# EXTRACTED INFORMATION
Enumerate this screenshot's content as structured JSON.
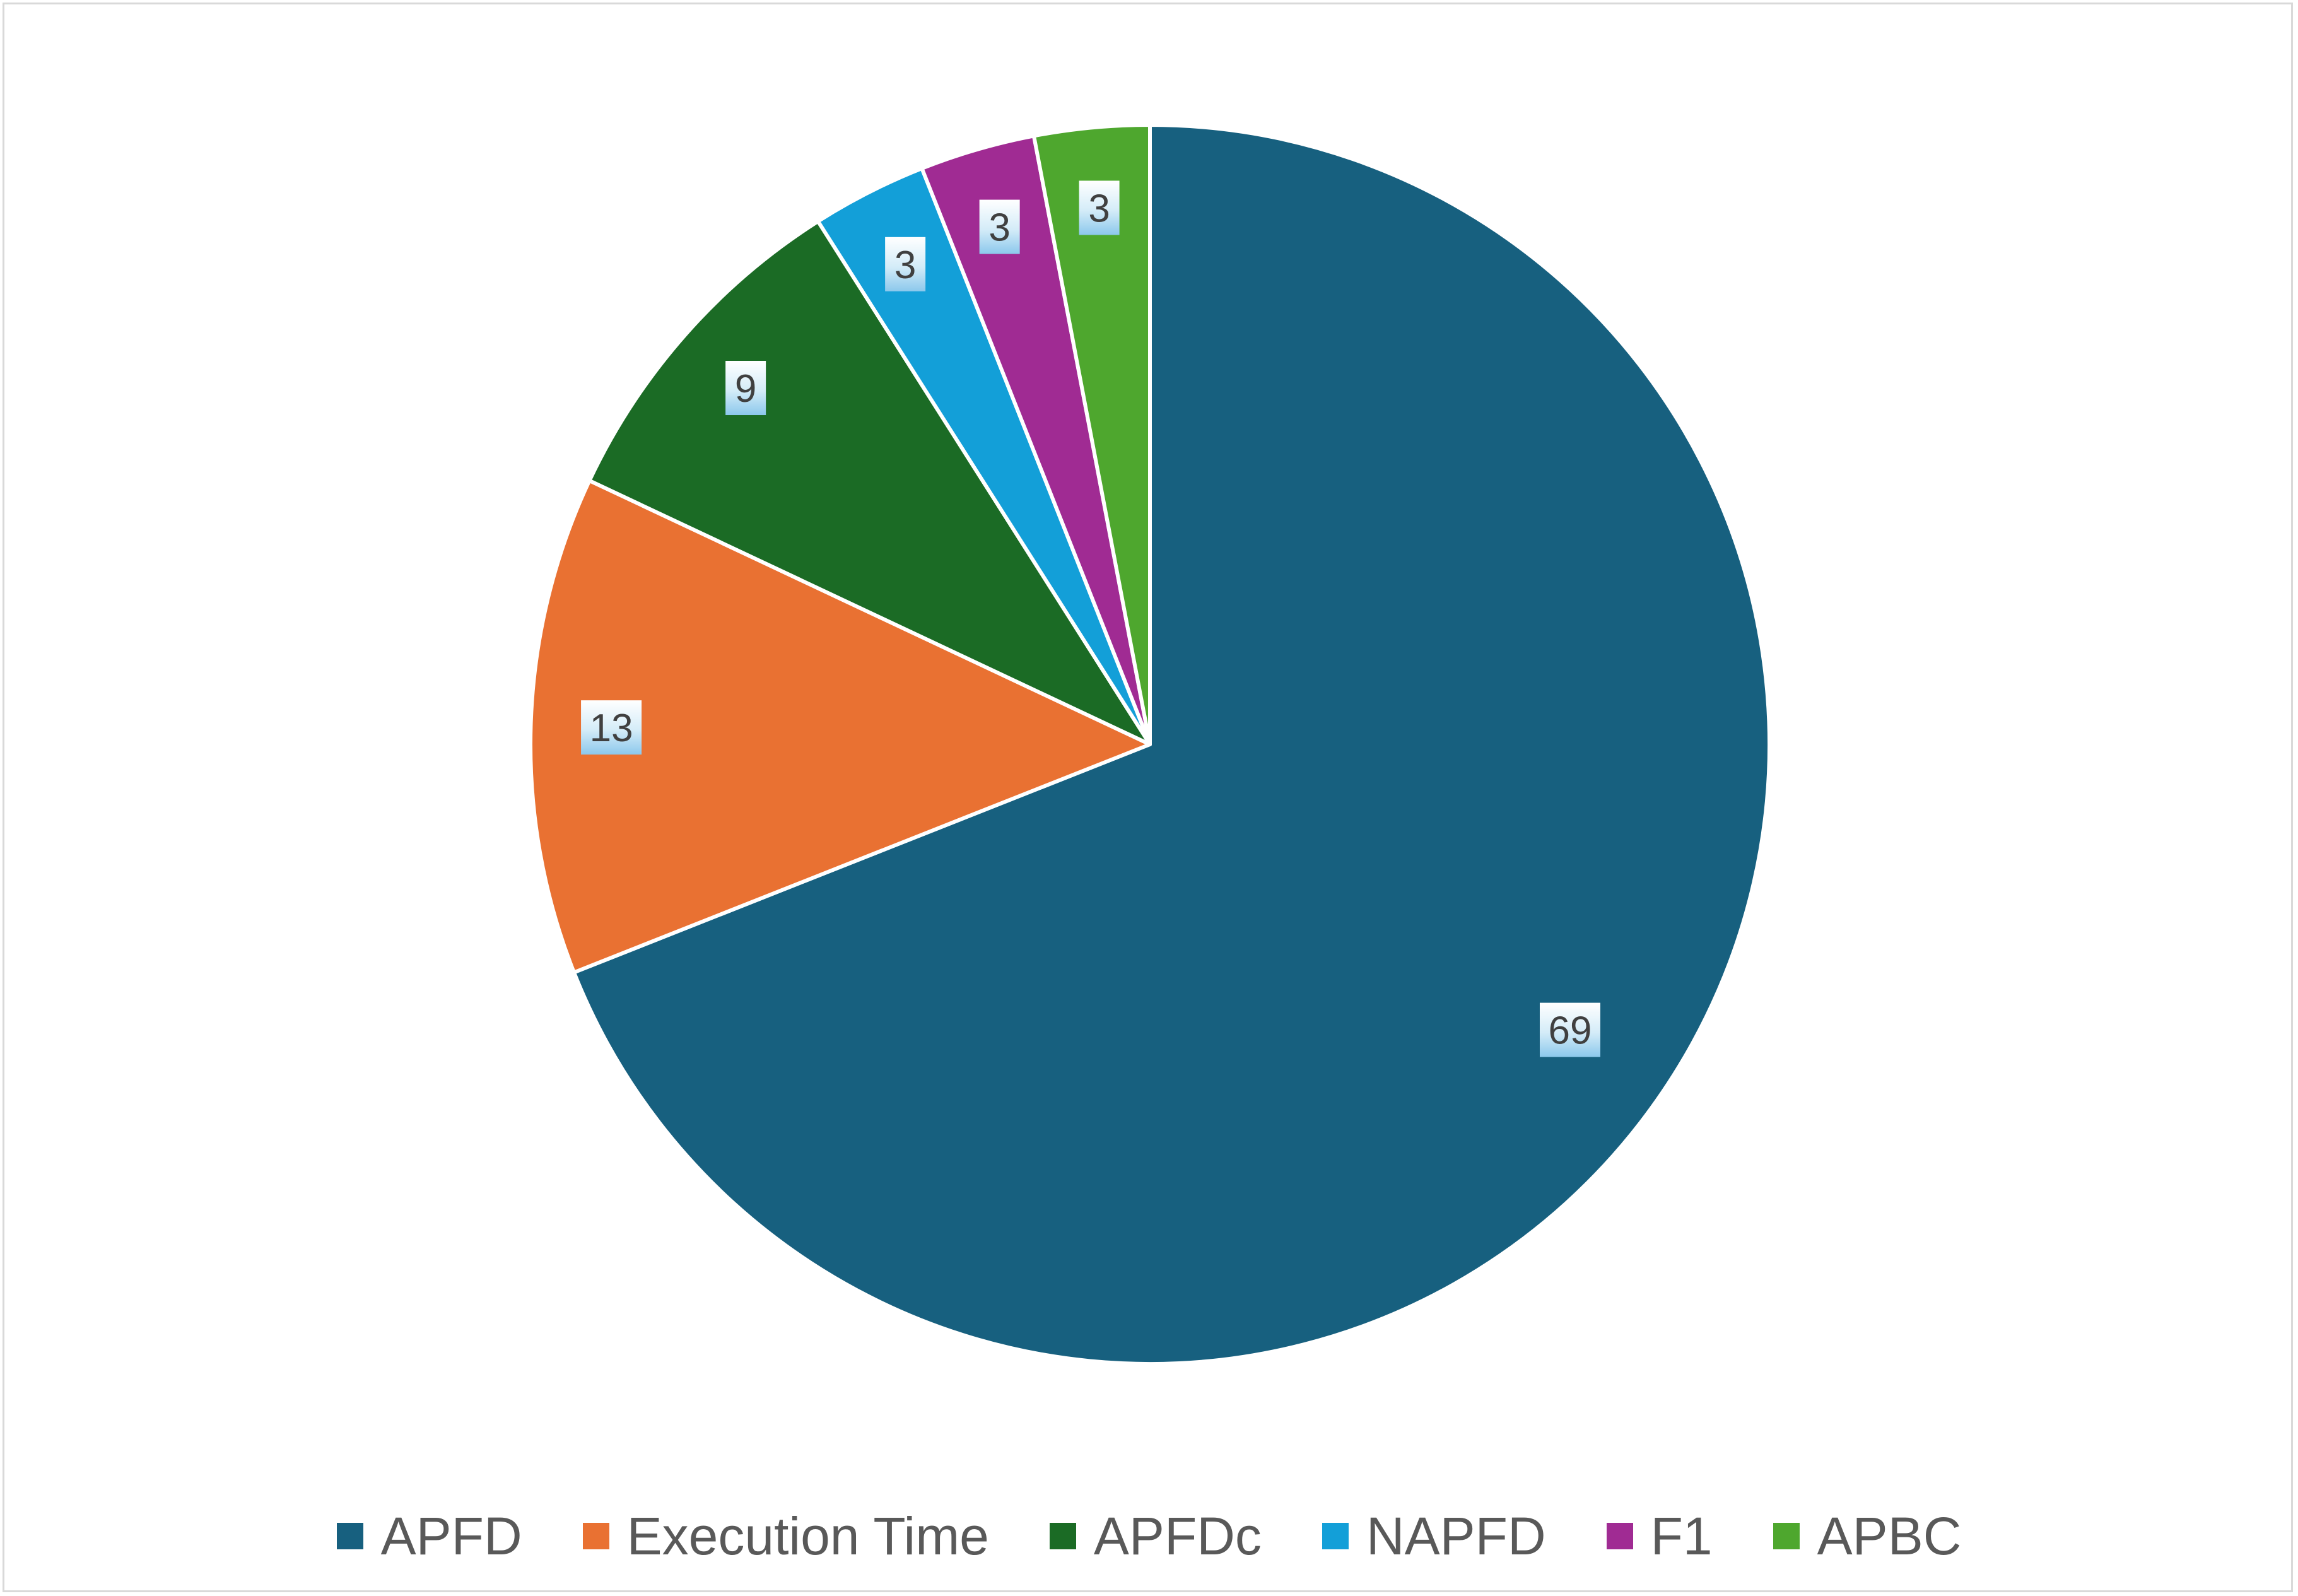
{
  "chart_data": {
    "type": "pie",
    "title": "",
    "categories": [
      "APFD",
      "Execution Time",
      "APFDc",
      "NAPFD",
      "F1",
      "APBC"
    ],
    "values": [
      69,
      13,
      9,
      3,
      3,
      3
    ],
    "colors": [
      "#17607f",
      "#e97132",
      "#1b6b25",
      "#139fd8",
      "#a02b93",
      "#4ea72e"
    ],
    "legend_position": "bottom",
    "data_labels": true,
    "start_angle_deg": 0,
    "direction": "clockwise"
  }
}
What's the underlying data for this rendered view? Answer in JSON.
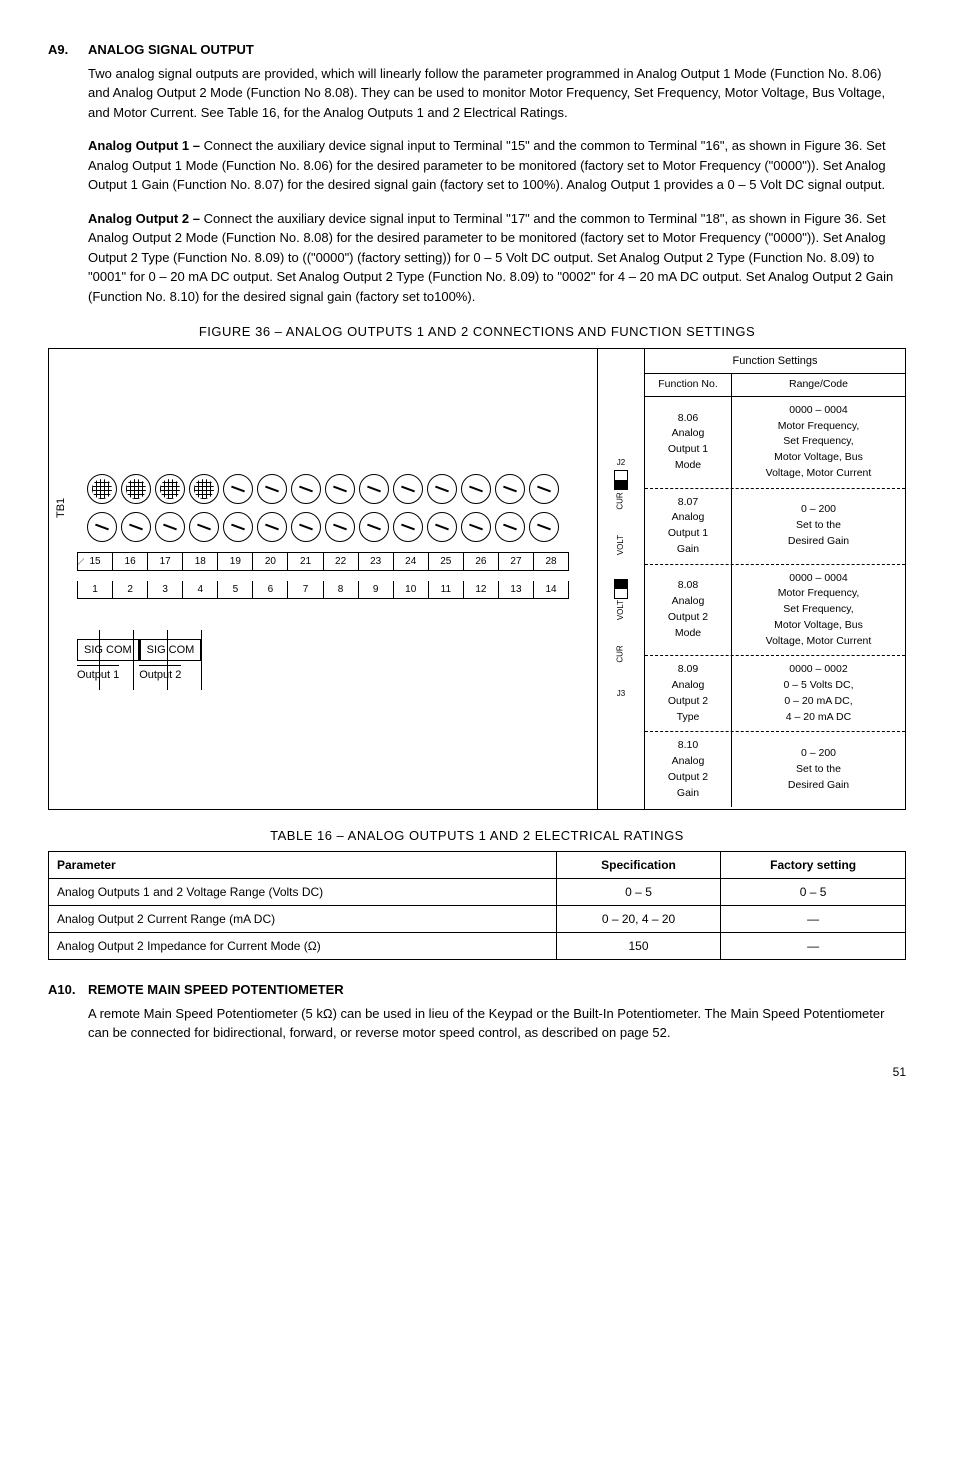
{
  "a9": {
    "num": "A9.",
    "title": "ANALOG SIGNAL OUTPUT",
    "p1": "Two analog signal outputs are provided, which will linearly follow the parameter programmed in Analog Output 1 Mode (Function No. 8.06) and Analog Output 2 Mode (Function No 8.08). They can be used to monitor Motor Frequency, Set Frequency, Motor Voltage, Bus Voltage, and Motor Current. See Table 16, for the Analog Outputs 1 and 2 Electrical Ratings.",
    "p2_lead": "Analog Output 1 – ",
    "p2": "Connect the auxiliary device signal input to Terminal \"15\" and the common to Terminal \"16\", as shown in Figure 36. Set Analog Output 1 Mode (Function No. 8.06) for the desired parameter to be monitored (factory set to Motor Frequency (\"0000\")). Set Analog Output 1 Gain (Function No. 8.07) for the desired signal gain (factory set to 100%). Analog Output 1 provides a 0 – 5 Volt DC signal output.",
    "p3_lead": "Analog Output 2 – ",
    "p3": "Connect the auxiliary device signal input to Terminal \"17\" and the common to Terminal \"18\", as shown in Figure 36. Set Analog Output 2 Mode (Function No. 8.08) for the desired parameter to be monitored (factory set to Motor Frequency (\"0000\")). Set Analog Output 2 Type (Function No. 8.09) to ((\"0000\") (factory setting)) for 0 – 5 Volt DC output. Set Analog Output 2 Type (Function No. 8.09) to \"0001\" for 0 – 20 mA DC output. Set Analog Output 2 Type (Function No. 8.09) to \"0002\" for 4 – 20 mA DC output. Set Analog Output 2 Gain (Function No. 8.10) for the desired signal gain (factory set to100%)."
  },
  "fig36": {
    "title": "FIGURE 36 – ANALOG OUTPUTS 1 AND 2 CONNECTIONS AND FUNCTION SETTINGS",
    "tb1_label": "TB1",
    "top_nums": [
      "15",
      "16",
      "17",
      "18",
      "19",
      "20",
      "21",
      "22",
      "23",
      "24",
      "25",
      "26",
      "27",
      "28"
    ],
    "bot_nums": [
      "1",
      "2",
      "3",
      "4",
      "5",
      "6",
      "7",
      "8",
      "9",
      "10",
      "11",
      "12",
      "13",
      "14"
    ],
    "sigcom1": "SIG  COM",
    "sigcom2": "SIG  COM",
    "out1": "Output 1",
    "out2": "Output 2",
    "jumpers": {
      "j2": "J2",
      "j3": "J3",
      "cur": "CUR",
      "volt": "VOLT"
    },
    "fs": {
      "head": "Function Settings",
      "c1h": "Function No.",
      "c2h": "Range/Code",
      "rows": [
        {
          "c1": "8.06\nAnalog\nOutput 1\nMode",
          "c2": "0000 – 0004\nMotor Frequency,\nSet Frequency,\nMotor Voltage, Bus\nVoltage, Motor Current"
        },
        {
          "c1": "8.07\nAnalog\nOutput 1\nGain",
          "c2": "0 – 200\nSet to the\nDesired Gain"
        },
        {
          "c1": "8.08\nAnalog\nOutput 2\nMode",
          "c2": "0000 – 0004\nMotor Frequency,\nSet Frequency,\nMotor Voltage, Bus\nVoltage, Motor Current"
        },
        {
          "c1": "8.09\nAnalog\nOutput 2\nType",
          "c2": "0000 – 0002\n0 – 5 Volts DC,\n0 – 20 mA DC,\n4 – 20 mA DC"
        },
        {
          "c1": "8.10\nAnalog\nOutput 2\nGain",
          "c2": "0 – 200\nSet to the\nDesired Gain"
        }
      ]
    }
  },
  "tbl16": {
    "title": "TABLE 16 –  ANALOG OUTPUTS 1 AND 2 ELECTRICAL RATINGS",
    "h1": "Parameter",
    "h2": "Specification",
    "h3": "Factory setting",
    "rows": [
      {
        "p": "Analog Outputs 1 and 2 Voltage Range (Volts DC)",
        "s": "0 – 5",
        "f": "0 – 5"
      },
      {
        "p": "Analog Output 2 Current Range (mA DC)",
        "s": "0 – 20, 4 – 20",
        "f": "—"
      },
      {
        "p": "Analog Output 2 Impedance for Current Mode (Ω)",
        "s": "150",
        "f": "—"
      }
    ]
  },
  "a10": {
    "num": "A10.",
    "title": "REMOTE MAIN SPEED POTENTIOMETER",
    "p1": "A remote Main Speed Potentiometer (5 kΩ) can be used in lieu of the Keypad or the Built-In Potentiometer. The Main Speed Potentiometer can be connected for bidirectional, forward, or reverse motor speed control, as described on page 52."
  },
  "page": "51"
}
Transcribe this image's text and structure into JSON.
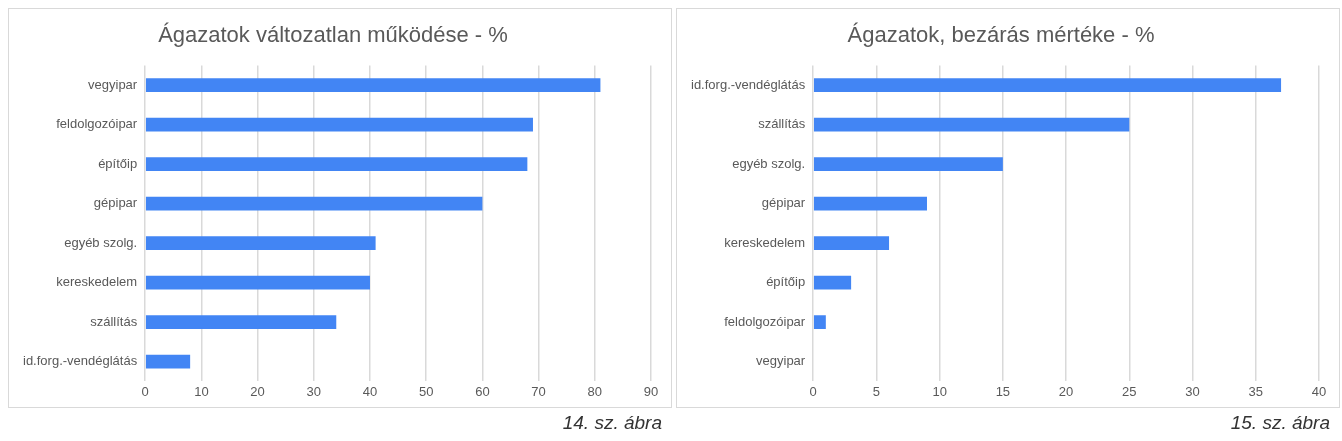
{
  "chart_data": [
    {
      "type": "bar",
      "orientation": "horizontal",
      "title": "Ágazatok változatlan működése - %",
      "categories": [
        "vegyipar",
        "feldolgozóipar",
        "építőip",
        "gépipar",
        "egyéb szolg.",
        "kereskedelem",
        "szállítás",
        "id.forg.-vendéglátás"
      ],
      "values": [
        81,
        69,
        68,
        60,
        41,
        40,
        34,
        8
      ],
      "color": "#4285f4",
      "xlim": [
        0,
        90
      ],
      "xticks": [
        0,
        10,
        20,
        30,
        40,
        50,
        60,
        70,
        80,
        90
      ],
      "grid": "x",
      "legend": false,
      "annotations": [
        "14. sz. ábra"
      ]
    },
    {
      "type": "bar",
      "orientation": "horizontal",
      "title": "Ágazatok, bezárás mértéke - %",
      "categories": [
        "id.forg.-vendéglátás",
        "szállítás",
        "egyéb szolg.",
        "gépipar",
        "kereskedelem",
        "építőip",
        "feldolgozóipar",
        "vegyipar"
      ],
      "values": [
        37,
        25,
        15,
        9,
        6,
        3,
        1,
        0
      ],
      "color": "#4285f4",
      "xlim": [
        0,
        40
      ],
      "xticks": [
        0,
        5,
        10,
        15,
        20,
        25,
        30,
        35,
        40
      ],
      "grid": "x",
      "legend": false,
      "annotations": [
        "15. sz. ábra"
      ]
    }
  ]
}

# AIM
Quote the listing above in full, except for the pictures.

# REPLY TO THE TASK
Enumerate this screenshot's content as structured JSON.
{
  "chart_data": {
    "type": "pie",
    "title": "",
    "categories": [
      "APFD",
      "Execution Time",
      "APFDc",
      "NAPFD",
      "F1",
      "APBC"
    ],
    "values": [
      69,
      13,
      9,
      3,
      3,
      3
    ],
    "colors": [
      "#17607f",
      "#e97132",
      "#1b6b25",
      "#139fd8",
      "#a02b93",
      "#4ea72e"
    ],
    "legend_position": "bottom",
    "data_labels": true,
    "start_angle_deg": 0,
    "direction": "clockwise"
  }
}
What's the underlying data for this rendered view? Answer in JSON.
{
  "a9": {
    "num": "A9.",
    "title": "ANALOG SIGNAL OUTPUT",
    "p1": "Two analog signal outputs are provided, which will linearly follow the parameter programmed in Analog Output 1 Mode (Function No. 8.06) and Analog Output 2 Mode (Function No 8.08). They can be used to monitor Motor Frequency, Set Frequency, Motor Voltage, Bus Voltage, and Motor Current. See Table 16, for the Analog Outputs 1 and 2 Electrical Ratings.",
    "p2_lead": "Analog Output 1 – ",
    "p2": "Connect the auxiliary device signal input to Terminal \"15\" and the common to Terminal \"16\", as shown in Figure 36. Set Analog Output 1 Mode (Function No. 8.06) for the desired parameter to be monitored (factory set to Motor Frequency (\"0000\")). Set Analog Output 1 Gain (Function No. 8.07) for the desired signal gain (factory set to 100%). Analog Output 1 provides a 0 – 5 Volt DC signal output.",
    "p3_lead": "Analog Output 2 – ",
    "p3": "Connect the auxiliary device signal input to Terminal \"17\" and the common to Terminal \"18\", as shown in Figure 36. Set Analog Output 2 Mode (Function No. 8.08) for the desired parameter to be monitored (factory set to Motor Frequency (\"0000\")). Set Analog Output 2 Type (Function No. 8.09) to ((\"0000\") (factory setting)) for 0 – 5 Volt DC output. Set Analog Output 2 Type (Function No. 8.09) to \"0001\" for 0 – 20 mA DC output. Set Analog Output 2 Type (Function No. 8.09) to \"0002\" for 4 – 20 mA DC output. Set Analog Output 2 Gain (Function No. 8.10) for the desired signal gain (factory set to100%)."
  },
  "fig36": {
    "title": "FIGURE 36 – ANALOG OUTPUTS 1 AND 2 CONNECTIONS AND FUNCTION SETTINGS",
    "tb1_label": "TB1",
    "top_nums": [
      "15",
      "16",
      "17",
      "18",
      "19",
      "20",
      "21",
      "22",
      "23",
      "24",
      "25",
      "26",
      "27",
      "28"
    ],
    "bot_nums": [
      "1",
      "2",
      "3",
      "4",
      "5",
      "6",
      "7",
      "8",
      "9",
      "10",
      "11",
      "12",
      "13",
      "14"
    ],
    "sigcom1": "SIG  COM",
    "sigcom2": "SIG  COM",
    "out1": "Output 1",
    "out2": "Output 2",
    "jumpers": {
      "j2": "J2",
      "j3": "J3",
      "cur": "CUR",
      "volt": "VOLT"
    },
    "fs": {
      "head": "Function Settings",
      "c1h": "Function No.",
      "c2h": "Range/Code",
      "rows": [
        {
          "c1": "8.06\nAnalog\nOutput 1\nMode",
          "c2": "0000 – 0004\nMotor Frequency,\nSet Frequency,\nMotor Voltage, Bus\nVoltage, Motor Current"
        },
        {
          "c1": "8.07\nAnalog\nOutput 1\nGain",
          "c2": "0 – 200\nSet to the\nDesired Gain"
        },
        {
          "c1": "8.08\nAnalog\nOutput 2\nMode",
          "c2": "0000 – 0004\nMotor Frequency,\nSet Frequency,\nMotor Voltage, Bus\nVoltage, Motor Current"
        },
        {
          "c1": "8.09\nAnalog\nOutput 2\nType",
          "c2": "0000 – 0002\n0 – 5 Volts DC,\n0 – 20 mA DC,\n4 – 20 mA DC"
        },
        {
          "c1": "8.10\nAnalog\nOutput 2\nGain",
          "c2": "0 – 200\nSet to the\nDesired Gain"
        }
      ]
    }
  },
  "tbl16": {
    "title": "TABLE 16 –  ANALOG OUTPUTS 1 AND 2 ELECTRICAL RATINGS",
    "h1": "Parameter",
    "h2": "Specification",
    "h3": "Factory setting",
    "rows": [
      {
        "p": "Analog Outputs 1 and 2 Voltage Range (Volts DC)",
        "s": "0 – 5",
        "f": "0 – 5"
      },
      {
        "p": "Analog Output 2 Current Range (mA DC)",
        "s": "0 – 20, 4 – 20",
        "f": "—"
      },
      {
        "p": "Analog Output 2 Impedance for Current Mode (Ω)",
        "s": "150",
        "f": "—"
      }
    ]
  },
  "a10": {
    "num": "A10.",
    "title": "REMOTE MAIN SPEED POTENTIOMETER",
    "p1": "A remote Main Speed Potentiometer (5 kΩ) can be used in lieu of the Keypad or the Built-In Potentiometer. The Main Speed Potentiometer can be connected for bidirectional, forward, or reverse motor speed control, as described on page 52."
  },
  "page": "51"
}
Transcribe this image's text and structure into JSON.
{
  "chart_data": [
    {
      "type": "bar",
      "orientation": "horizontal",
      "title": "Ágazatok változatlan működése - %",
      "categories": [
        "vegyipar",
        "feldolgozóipar",
        "építőip",
        "gépipar",
        "egyéb szolg.",
        "kereskedelem",
        "szállítás",
        "id.forg.-vendéglátás"
      ],
      "values": [
        81,
        69,
        68,
        60,
        41,
        40,
        34,
        8
      ],
      "color": "#4285f4",
      "xlim": [
        0,
        90
      ],
      "xticks": [
        0,
        10,
        20,
        30,
        40,
        50,
        60,
        70,
        80,
        90
      ],
      "grid": "x",
      "legend": false,
      "annotations": [
        "14. sz. ábra"
      ]
    },
    {
      "type": "bar",
      "orientation": "horizontal",
      "title": "Ágazatok, bezárás mértéke - %",
      "categories": [
        "id.forg.-vendéglátás",
        "szállítás",
        "egyéb szolg.",
        "gépipar",
        "kereskedelem",
        "építőip",
        "feldolgozóipar",
        "vegyipar"
      ],
      "values": [
        37,
        25,
        15,
        9,
        6,
        3,
        1,
        0
      ],
      "color": "#4285f4",
      "xlim": [
        0,
        40
      ],
      "xticks": [
        0,
        5,
        10,
        15,
        20,
        25,
        30,
        35,
        40
      ],
      "grid": "x",
      "legend": false,
      "annotations": [
        "15. sz. ábra"
      ]
    }
  ]
}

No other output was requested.